[Records provided start]
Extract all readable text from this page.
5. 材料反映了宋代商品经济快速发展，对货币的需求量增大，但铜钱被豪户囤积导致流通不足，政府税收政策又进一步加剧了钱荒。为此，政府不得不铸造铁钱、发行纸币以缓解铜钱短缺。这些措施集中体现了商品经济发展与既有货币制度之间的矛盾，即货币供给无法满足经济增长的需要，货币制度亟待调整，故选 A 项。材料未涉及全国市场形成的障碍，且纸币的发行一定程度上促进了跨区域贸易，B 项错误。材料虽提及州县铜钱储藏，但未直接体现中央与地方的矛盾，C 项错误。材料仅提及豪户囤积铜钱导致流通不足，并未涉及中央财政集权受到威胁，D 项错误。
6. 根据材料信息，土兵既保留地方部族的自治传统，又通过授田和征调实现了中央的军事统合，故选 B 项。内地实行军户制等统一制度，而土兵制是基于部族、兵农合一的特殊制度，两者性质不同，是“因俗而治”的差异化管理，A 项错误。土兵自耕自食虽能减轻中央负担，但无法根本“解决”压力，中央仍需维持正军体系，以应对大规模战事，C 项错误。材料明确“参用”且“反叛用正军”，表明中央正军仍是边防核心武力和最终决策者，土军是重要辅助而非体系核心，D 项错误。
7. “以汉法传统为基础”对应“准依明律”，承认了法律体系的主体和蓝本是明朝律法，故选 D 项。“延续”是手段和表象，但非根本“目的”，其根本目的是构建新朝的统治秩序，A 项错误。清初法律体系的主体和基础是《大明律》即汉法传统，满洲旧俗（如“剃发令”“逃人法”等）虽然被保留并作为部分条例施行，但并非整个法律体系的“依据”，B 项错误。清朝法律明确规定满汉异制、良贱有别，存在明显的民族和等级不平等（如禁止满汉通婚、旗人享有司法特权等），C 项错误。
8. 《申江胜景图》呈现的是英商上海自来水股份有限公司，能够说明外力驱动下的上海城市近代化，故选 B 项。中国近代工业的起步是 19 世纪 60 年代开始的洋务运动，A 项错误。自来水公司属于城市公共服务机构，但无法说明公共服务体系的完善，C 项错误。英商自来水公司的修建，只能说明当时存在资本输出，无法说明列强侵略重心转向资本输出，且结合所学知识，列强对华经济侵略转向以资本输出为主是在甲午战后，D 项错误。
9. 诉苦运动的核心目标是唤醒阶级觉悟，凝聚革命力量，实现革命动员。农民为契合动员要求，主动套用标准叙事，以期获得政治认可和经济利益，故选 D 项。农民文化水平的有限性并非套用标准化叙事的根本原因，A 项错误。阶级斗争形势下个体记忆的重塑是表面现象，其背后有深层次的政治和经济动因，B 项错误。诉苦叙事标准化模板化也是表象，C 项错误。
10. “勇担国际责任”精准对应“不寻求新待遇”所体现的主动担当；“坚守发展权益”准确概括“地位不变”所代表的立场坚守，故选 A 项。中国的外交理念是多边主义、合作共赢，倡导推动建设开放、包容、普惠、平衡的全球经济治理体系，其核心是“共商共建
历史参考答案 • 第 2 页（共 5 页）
[Records provided end]
▸ **Stated exercise**
Each record must be repeated exactly as it is.

▸ **Exercise response**
Extract all readable text from this page.
5. 材料反映了宋代商品经济快速发展，对货币的需求量增大，但铜钱被豪户囤积导致流通不足，政府税收政策又进一步加剧了钱荒。为此，政府不得不铸造铁钱、发行纸币以缓解铜钱短缺。这些措施集中体现了商品经济发展与既有货币制度之间的矛盾，即货币供给无法满足经济增长的需要，货币制度亟待调整，故选 A 项。材料未涉及全国市场形成的障碍，且纸币的发行一定程度上促进了跨区域贸易，B 项错误。材料虽提及州县铜钱储藏，但未直接体现中央与地方的矛盾，C 项错误。材料仅提及豪户囤积铜钱导致流通不足，并未涉及中央财政集权受到威胁，D 项错误。
6. 根据材料信息，土兵既保留地方部族的自治传统，又通过授田和征调实现了中央的军事统合，故选 B 项。内地实行军户制等统一制度，而土兵制是基于部族、兵农合一的特殊制度，两者性质不同，是“因俗而治”的差异化管理，A 项错误。土兵自耕自食虽能减轻中央负担，但无法根本“解决”压力，中央仍需维持正军体系，以应对大规模战事，C 项错误。材料明确“参用”且“反叛用正军”，表明中央正军仍是边防核心武力和最终决策者，土军是重要辅助而非体系核心，D 项错误。
7. “以汉法传统为基础”对应“准依明律”，承认了法律体系的主体和蓝本是明朝律法，故选 D 项。“延续”是手段和表象，但非根本“目的”，其根本目的是构建新朝的统治秩序，A 项错误。清初法律体系的主体和基础是《大明律》即汉法传统，满洲旧俗（如“剃发令”“逃人法”等）虽然被保留并作为部分条例施行，但并非整个法律体系的“依据”，B 项错误。清朝法律明确规定满汉异制、良贱有别，存在明显的民族和等级不平等（如禁止满汉通婚、旗人享有司法特权等），C 项错误。
8. 《申江胜景图》呈现的是英商上海自来水股份有限公司，能够说明外力驱动下的上海城市近代化，故选 B 项。中国近代工业的起步是 19 世纪 60 年代开始的洋务运动，A 项错误。自来水公司属于城市公共服务机构，但无法说明公共服务体系的完善，C 项错误。英商自来水公司的修建，只能说明当时存在资本输出，无法说明列强侵略重心转向资本输出，且结合所学知识，列强对华经济侵略转向以资本输出为主是在甲午战后，D 项错误。
9. 诉苦运动的核心目标是唤醒阶级觉悟，凝聚革命力量，实现革命动员。农民为契合动员要求，主动套用标准叙事，以期获得政治认可和经济利益，故选 D 项。农民文化水平的有限性并非套用标准化叙事的根本原因，A 项错误。阶级斗争形势下个体记忆的重塑是表面现象，其背后有深层次的政治和经济动因，B 项错误。诉苦叙事标准化模板化也是表象，C 项错误。
10. “勇担国际责任”精准对应“不寻求新待遇”所体现的主动担当；“坚守发展权益”准确概括“地位不变”所代表的立场坚守，故选 A 项。中国的外交理念是多边主义、合作共赢，倡导推动建设开放、包容、普惠、平衡的全球经济治理体系，其核心是“共商共建
历史参考答案 • 第 2 页（共 5 页）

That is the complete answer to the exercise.